### What to work on
Which lines in the records below contain the word "value"? Copy each one out.

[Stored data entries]
>> Begin
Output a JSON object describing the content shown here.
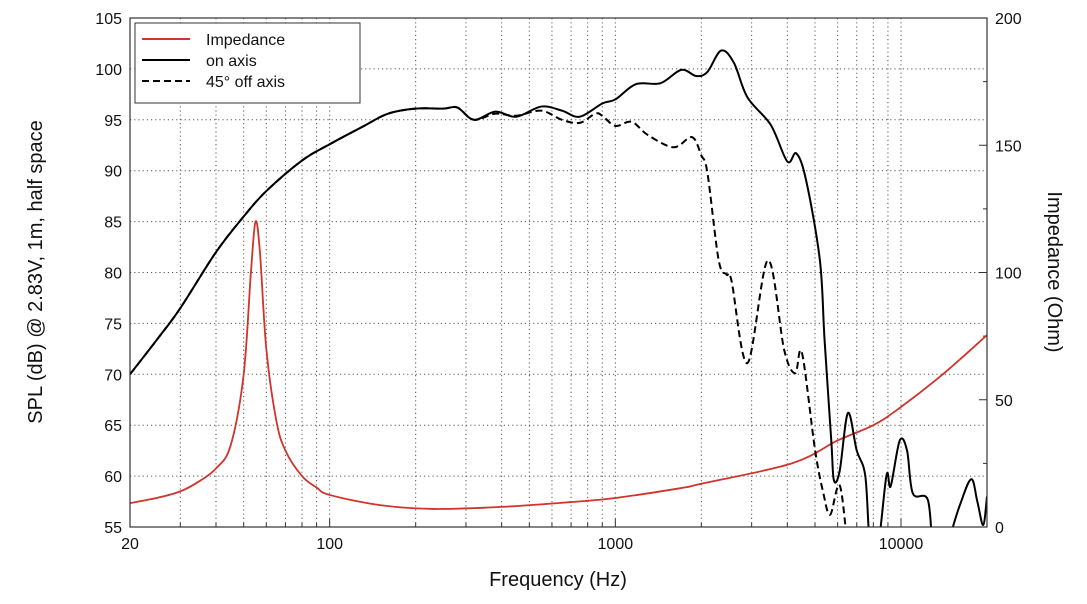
{
  "chart_data": {
    "type": "line",
    "title": "",
    "xlabel": "Frequency (Hz)",
    "ylabel": "SPL (dB) @ 2.83V, 1m, half space",
    "y2label": "Impedance (Ohm)",
    "xscale": "log",
    "xlim": [
      20,
      20000
    ],
    "ylim": [
      55,
      105
    ],
    "y2lim": [
      0,
      200
    ],
    "grid": true,
    "legend_position": "top-left",
    "x_ticks": [
      {
        "value": 20,
        "label": "20"
      },
      {
        "value": 100,
        "label": "100"
      },
      {
        "value": 1000,
        "label": "1000"
      },
      {
        "value": 10000,
        "label": "10000"
      }
    ],
    "y_ticks": [
      55,
      60,
      65,
      70,
      75,
      80,
      85,
      90,
      95,
      100,
      105
    ],
    "y2_ticks": [
      0,
      50,
      100,
      150,
      200
    ],
    "series": [
      {
        "name": "Impedance",
        "axis": "right",
        "color": "#d0342c",
        "dash": "none",
        "x": [
          20,
          25,
          30,
          35,
          40,
          45,
          50,
          53,
          55,
          57,
          60,
          65,
          70,
          80,
          90,
          100,
          150,
          230,
          400,
          700,
          1000,
          1700,
          2000,
          4150,
          6000,
          8000,
          9900,
          14000,
          20000
        ],
        "y": [
          9.4,
          11.5,
          14,
          18,
          23,
          32,
          60,
          100,
          120,
          108,
          70,
          42,
          30,
          20,
          15.5,
          12.6,
          8.6,
          7.1,
          7.9,
          9.8,
          11.4,
          15.3,
          17,
          25,
          34,
          40,
          46.8,
          60,
          75.4
        ]
      },
      {
        "name": "on axis",
        "axis": "left",
        "color": "#000000",
        "dash": "none",
        "x": [
          20,
          25,
          30,
          40,
          50,
          60,
          80,
          100,
          130,
          160,
          200,
          250,
          280,
          320,
          380,
          450,
          550,
          650,
          750,
          900,
          1000,
          1180,
          1440,
          1700,
          1920,
          2100,
          2345,
          2600,
          2900,
          3500,
          4000,
          4300,
          4650,
          5200,
          5400,
          5700,
          5822,
          6100,
          6520,
          7000,
          7500,
          7800,
          8300,
          8900,
          9200,
          9900,
          10500,
          11000,
          12400,
          13000,
          14300,
          16000,
          17600,
          18500,
          19400,
          20000
        ],
        "y": [
          70,
          73.5,
          76.5,
          82,
          85.5,
          88,
          91,
          92.6,
          94.3,
          95.6,
          96.1,
          96.1,
          96.2,
          95.0,
          95.8,
          95.3,
          96.3,
          95.9,
          95.3,
          96.6,
          97.0,
          98.5,
          98.6,
          99.9,
          99.3,
          99.7,
          101.8,
          100.6,
          97.2,
          94.5,
          90.9,
          91.7,
          89.1,
          81.2,
          73.4,
          63.5,
          59.6,
          60.5,
          66.2,
          62.5,
          60,
          55,
          55,
          60.1,
          59,
          63.5,
          62.5,
          58.3,
          57.7,
          55,
          55,
          57,
          59.7,
          57.5,
          55.2,
          58
        ]
      },
      {
        "name": "45° off axis",
        "axis": "left",
        "color": "#000000",
        "dash": "dashed",
        "x": [
          20,
          25,
          30,
          40,
          50,
          60,
          80,
          100,
          130,
          160,
          200,
          250,
          280,
          320,
          380,
          450,
          550,
          650,
          750,
          850,
          900,
          1000,
          1140,
          1300,
          1600,
          1854,
          2000,
          2100,
          2300,
          2450,
          2550,
          2900,
          3420,
          3900,
          4260,
          4500,
          5000,
          5350,
          5650,
          6100,
          6500
        ],
        "y": [
          70,
          73.5,
          76.5,
          82,
          85.5,
          88,
          91,
          92.6,
          94.3,
          95.6,
          96.1,
          96.1,
          96.2,
          95.0,
          95.6,
          95.4,
          95.9,
          95.0,
          94.7,
          95.6,
          95.4,
          94.4,
          94.8,
          93.5,
          92.3,
          93.3,
          91.5,
          89.8,
          81.2,
          79.8,
          79.2,
          71.1,
          81.2,
          72.4,
          70.1,
          72.1,
          62.6,
          58.3,
          56.2,
          59.1,
          55
        ]
      }
    ]
  }
}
>> End
### Reply
        "value": 20,
        "value": 100,
        "value": 1000,
        "value": 10000,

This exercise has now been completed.